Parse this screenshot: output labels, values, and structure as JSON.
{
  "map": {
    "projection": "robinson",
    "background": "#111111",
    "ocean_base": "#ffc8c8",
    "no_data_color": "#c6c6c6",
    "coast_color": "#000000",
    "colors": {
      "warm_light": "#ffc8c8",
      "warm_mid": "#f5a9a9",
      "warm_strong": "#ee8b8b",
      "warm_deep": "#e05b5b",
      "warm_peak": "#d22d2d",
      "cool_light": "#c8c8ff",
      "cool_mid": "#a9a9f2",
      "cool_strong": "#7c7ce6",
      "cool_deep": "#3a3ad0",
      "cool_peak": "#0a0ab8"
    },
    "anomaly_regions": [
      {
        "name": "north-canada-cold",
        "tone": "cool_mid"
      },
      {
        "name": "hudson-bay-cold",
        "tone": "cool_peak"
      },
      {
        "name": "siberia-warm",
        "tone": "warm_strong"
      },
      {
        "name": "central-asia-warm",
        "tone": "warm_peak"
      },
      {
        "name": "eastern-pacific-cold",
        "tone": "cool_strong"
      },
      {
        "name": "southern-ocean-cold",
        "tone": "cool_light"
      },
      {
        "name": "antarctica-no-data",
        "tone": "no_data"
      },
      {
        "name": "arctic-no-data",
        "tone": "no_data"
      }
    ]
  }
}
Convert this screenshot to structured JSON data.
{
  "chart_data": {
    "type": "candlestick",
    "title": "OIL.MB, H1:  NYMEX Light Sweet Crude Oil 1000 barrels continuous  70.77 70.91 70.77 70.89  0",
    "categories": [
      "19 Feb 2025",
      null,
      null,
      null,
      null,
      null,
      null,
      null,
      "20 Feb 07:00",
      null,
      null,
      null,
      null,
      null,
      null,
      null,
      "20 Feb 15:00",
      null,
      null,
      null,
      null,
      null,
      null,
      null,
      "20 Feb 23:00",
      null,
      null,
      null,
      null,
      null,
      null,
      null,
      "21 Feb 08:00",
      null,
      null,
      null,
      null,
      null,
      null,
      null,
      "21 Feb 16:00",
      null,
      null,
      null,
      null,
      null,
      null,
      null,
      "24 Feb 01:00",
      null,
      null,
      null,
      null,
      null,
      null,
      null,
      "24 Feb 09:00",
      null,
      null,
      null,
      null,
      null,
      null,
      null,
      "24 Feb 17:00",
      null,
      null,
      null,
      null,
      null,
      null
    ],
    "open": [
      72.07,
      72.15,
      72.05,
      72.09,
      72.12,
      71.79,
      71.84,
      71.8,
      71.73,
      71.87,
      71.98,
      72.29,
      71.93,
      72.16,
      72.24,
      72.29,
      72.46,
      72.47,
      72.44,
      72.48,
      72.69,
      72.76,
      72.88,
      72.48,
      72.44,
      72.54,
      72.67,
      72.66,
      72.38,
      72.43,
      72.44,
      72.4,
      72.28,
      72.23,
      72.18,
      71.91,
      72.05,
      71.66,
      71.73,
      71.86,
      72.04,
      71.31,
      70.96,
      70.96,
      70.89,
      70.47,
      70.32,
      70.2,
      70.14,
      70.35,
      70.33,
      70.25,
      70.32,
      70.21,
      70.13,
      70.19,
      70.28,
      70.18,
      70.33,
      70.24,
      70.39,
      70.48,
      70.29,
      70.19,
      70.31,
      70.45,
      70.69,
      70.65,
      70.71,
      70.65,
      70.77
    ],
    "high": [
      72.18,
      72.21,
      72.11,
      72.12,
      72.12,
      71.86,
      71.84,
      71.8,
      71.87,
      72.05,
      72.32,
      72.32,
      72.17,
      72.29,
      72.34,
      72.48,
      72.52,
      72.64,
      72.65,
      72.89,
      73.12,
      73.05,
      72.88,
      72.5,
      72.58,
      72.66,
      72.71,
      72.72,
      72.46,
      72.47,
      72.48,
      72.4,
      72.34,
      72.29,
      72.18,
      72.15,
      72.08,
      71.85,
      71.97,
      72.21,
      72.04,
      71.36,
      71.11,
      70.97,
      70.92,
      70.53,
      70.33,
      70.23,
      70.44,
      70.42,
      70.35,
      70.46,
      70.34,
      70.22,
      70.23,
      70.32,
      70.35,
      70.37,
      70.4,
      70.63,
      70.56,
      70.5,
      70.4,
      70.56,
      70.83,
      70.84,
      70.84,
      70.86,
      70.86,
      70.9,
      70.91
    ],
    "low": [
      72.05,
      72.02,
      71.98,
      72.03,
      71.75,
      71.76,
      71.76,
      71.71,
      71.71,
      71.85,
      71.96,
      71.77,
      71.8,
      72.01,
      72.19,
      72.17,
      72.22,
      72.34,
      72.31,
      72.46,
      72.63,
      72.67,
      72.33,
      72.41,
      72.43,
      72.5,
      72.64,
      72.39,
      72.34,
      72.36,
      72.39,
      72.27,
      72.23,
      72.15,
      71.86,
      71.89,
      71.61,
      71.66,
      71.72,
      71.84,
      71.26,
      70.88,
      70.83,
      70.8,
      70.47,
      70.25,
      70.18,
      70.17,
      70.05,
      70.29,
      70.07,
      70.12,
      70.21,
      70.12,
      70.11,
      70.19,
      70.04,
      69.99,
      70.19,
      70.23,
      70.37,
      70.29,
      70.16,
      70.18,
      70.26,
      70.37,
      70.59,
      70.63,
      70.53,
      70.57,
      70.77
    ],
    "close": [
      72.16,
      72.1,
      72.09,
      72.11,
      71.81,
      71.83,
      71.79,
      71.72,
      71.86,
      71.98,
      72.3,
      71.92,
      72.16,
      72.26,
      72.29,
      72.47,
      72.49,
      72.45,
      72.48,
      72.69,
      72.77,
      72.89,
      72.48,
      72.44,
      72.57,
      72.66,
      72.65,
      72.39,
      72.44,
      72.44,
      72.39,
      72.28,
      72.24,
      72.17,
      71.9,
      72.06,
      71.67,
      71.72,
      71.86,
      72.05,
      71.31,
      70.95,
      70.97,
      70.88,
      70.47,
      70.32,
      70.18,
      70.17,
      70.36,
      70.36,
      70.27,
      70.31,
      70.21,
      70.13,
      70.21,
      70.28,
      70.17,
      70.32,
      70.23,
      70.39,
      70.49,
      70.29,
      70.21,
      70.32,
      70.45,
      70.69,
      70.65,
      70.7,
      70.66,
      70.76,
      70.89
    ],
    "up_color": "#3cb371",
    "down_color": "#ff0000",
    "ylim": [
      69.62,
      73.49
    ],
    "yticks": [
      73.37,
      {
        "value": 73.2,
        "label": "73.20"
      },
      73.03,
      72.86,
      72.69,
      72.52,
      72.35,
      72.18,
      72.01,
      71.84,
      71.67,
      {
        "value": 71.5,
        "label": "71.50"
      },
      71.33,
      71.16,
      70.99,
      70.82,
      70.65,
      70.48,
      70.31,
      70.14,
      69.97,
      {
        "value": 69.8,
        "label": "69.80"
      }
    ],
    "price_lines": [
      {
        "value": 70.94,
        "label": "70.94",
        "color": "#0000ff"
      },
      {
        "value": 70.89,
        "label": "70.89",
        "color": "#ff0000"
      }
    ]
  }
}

What to produce ▸ From the records above, please extract every line and repeat it exactly.

Answer to the task ▸
Parse this screenshot: output labels, values, and structure as JSON.
{
  "map": {
    "projection": "robinson",
    "background": "#111111",
    "ocean_base": "#ffc8c8",
    "no_data_color": "#c6c6c6",
    "coast_color": "#000000",
    "colors": {
      "warm_light": "#ffc8c8",
      "warm_mid": "#f5a9a9",
      "warm_strong": "#ee8b8b",
      "warm_deep": "#e05b5b",
      "warm_peak": "#d22d2d",
      "cool_light": "#c8c8ff",
      "cool_mid": "#a9a9f2",
      "cool_strong": "#7c7ce6",
      "cool_deep": "#3a3ad0",
      "cool_peak": "#0a0ab8"
    },
    "anomaly_regions": [
      {
        "name": "north-canada-cold",
        "tone": "cool_mid"
      },
      {
        "name": "hudson-bay-cold",
        "tone": "cool_peak"
      },
      {
        "name": "siberia-warm",
        "tone": "warm_strong"
      },
      {
        "name": "central-asia-warm",
        "tone": "warm_peak"
      },
      {
        "name": "eastern-pacific-cold",
        "tone": "cool_strong"
      },
      {
        "name": "southern-ocean-cold",
        "tone": "cool_light"
      },
      {
        "name": "antarctica-no-data",
        "tone": "no_data"
      },
      {
        "name": "arctic-no-data",
        "tone": "no_data"
      }
    ]
  }
}
Convert this screenshot to structured JSON data.
{
  "chart_data": {
    "type": "candlestick",
    "title": "OIL.MB, H1:  NYMEX Light Sweet Crude Oil 1000 barrels continuous  70.77 70.91 70.77 70.89  0",
    "categories": [
      "19 Feb 2025",
      null,
      null,
      null,
      null,
      null,
      null,
      null,
      "20 Feb 07:00",
      null,
      null,
      null,
      null,
      null,
      null,
      null,
      "20 Feb 15:00",
      null,
      null,
      null,
      null,
      null,
      null,
      null,
      "20 Feb 23:00",
      null,
      null,
      null,
      null,
      null,
      null,
      null,
      "21 Feb 08:00",
      null,
      null,
      null,
      null,
      null,
      null,
      null,
      "21 Feb 16:00",
      null,
      null,
      null,
      null,
      null,
      null,
      null,
      "24 Feb 01:00",
      null,
      null,
      null,
      null,
      null,
      null,
      null,
      "24 Feb 09:00",
      null,
      null,
      null,
      null,
      null,
      null,
      null,
      "24 Feb 17:00",
      null,
      null,
      null,
      null,
      null,
      null
    ],
    "open": [
      72.07,
      72.15,
      72.05,
      72.09,
      72.12,
      71.79,
      71.84,
      71.8,
      71.73,
      71.87,
      71.98,
      72.29,
      71.93,
      72.16,
      72.24,
      72.29,
      72.46,
      72.47,
      72.44,
      72.48,
      72.69,
      72.76,
      72.88,
      72.48,
      72.44,
      72.54,
      72.67,
      72.66,
      72.38,
      72.43,
      72.44,
      72.4,
      72.28,
      72.23,
      72.18,
      71.91,
      72.05,
      71.66,
      71.73,
      71.86,
      72.04,
      71.31,
      70.96,
      70.96,
      70.89,
      70.47,
      70.32,
      70.2,
      70.14,
      70.35,
      70.33,
      70.25,
      70.32,
      70.21,
      70.13,
      70.19,
      70.28,
      70.18,
      70.33,
      70.24,
      70.39,
      70.48,
      70.29,
      70.19,
      70.31,
      70.45,
      70.69,
      70.65,
      70.71,
      70.65,
      70.77
    ],
    "high": [
      72.18,
      72.21,
      72.11,
      72.12,
      72.12,
      71.86,
      71.84,
      71.8,
      71.87,
      72.05,
      72.32,
      72.32,
      72.17,
      72.29,
      72.34,
      72.48,
      72.52,
      72.64,
      72.65,
      72.89,
      73.12,
      73.05,
      72.88,
      72.5,
      72.58,
      72.66,
      72.71,
      72.72,
      72.46,
      72.47,
      72.48,
      72.4,
      72.34,
      72.29,
      72.18,
      72.15,
      72.08,
      71.85,
      71.97,
      72.21,
      72.04,
      71.36,
      71.11,
      70.97,
      70.92,
      70.53,
      70.33,
      70.23,
      70.44,
      70.42,
      70.35,
      70.46,
      70.34,
      70.22,
      70.23,
      70.32,
      70.35,
      70.37,
      70.4,
      70.63,
      70.56,
      70.5,
      70.4,
      70.56,
      70.83,
      70.84,
      70.84,
      70.86,
      70.86,
      70.9,
      70.91
    ],
    "low": [
      72.05,
      72.02,
      71.98,
      72.03,
      71.75,
      71.76,
      71.76,
      71.71,
      71.71,
      71.85,
      71.96,
      71.77,
      71.8,
      72.01,
      72.19,
      72.17,
      72.22,
      72.34,
      72.31,
      72.46,
      72.63,
      72.67,
      72.33,
      72.41,
      72.43,
      72.5,
      72.64,
      72.39,
      72.34,
      72.36,
      72.39,
      72.27,
      72.23,
      72.15,
      71.86,
      71.89,
      71.61,
      71.66,
      71.72,
      71.84,
      71.26,
      70.88,
      70.83,
      70.8,
      70.47,
      70.25,
      70.18,
      70.17,
      70.05,
      70.29,
      70.07,
      70.12,
      70.21,
      70.12,
      70.11,
      70.19,
      70.04,
      69.99,
      70.19,
      70.23,
      70.37,
      70.29,
      70.16,
      70.18,
      70.26,
      70.37,
      70.59,
      70.63,
      70.53,
      70.57,
      70.77
    ],
    "close": [
      72.16,
      72.1,
      72.09,
      72.11,
      71.81,
      71.83,
      71.79,
      71.72,
      71.86,
      71.98,
      72.3,
      71.92,
      72.16,
      72.26,
      72.29,
      72.47,
      72.49,
      72.45,
      72.48,
      72.69,
      72.77,
      72.89,
      72.48,
      72.44,
      72.57,
      72.66,
      72.65,
      72.39,
      72.44,
      72.44,
      72.39,
      72.28,
      72.24,
      72.17,
      71.9,
      72.06,
      71.67,
      71.72,
      71.86,
      72.05,
      71.31,
      70.95,
      70.97,
      70.88,
      70.47,
      70.32,
      70.18,
      70.17,
      70.36,
      70.36,
      70.27,
      70.31,
      70.21,
      70.13,
      70.21,
      70.28,
      70.17,
      70.32,
      70.23,
      70.39,
      70.49,
      70.29,
      70.21,
      70.32,
      70.45,
      70.69,
      70.65,
      70.7,
      70.66,
      70.76,
      70.89
    ],
    "up_color": "#3cb371",
    "down_color": "#ff0000",
    "ylim": [
      69.62,
      73.49
    ],
    "yticks": [
      73.37,
      {
        "value": 73.2,
        "label": "73.20"
      },
      73.03,
      72.86,
      72.69,
      72.52,
      72.35,
      72.18,
      72.01,
      71.84,
      71.67,
      {
        "value": 71.5,
        "label": "71.50"
      },
      71.33,
      71.16,
      70.99,
      70.82,
      70.65,
      70.48,
      70.31,
      70.14,
      69.97,
      {
        "value": 69.8,
        "label": "69.80"
      }
    ],
    "price_lines": [
      {
        "value": 70.94,
        "label": "70.94",
        "color": "#0000ff"
      },
      {
        "value": 70.89,
        "label": "70.89",
        "color": "#ff0000"
      }
    ]
  }
}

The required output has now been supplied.